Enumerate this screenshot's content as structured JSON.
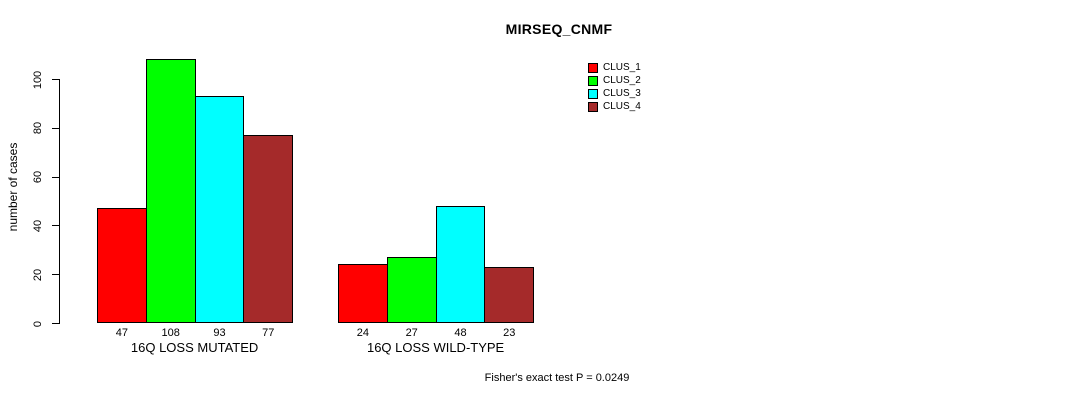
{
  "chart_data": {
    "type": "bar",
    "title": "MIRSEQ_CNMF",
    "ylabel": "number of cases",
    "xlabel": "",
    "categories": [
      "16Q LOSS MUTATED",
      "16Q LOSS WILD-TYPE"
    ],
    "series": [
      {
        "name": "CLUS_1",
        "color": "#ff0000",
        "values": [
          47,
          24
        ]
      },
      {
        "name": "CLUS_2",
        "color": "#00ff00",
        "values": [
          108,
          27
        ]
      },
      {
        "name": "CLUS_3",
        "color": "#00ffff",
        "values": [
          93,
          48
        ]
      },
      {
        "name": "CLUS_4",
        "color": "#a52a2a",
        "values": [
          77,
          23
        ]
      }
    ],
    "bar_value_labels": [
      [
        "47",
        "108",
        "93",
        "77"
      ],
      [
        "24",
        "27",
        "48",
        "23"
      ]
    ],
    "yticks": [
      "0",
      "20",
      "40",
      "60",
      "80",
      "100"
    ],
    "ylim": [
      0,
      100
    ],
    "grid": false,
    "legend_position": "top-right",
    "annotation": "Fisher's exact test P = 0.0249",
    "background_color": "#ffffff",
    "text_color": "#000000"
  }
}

···

### What you have to do
Repeat the preceding records precisely, and leave every picture out of the copy.

### Written answer
Enumerate this screenshot's content as structured JSON.
{
  "chart_data": {
    "type": "bar",
    "title": "MIRSEQ_CNMF",
    "ylabel": "number of cases",
    "xlabel": "",
    "categories": [
      "16Q LOSS MUTATED",
      "16Q LOSS WILD-TYPE"
    ],
    "series": [
      {
        "name": "CLUS_1",
        "color": "#ff0000",
        "values": [
          47,
          24
        ]
      },
      {
        "name": "CLUS_2",
        "color": "#00ff00",
        "values": [
          108,
          27
        ]
      },
      {
        "name": "CLUS_3",
        "color": "#00ffff",
        "values": [
          93,
          48
        ]
      },
      {
        "name": "CLUS_4",
        "color": "#a52a2a",
        "values": [
          77,
          23
        ]
      }
    ],
    "bar_value_labels": [
      [
        "47",
        "108",
        "93",
        "77"
      ],
      [
        "24",
        "27",
        "48",
        "23"
      ]
    ],
    "yticks": [
      "0",
      "20",
      "40",
      "60",
      "80",
      "100"
    ],
    "ylim": [
      0,
      100
    ],
    "grid": false,
    "legend_position": "top-right",
    "annotation": "Fisher's exact test P = 0.0249",
    "background_color": "#ffffff",
    "text_color": "#000000"
  }
}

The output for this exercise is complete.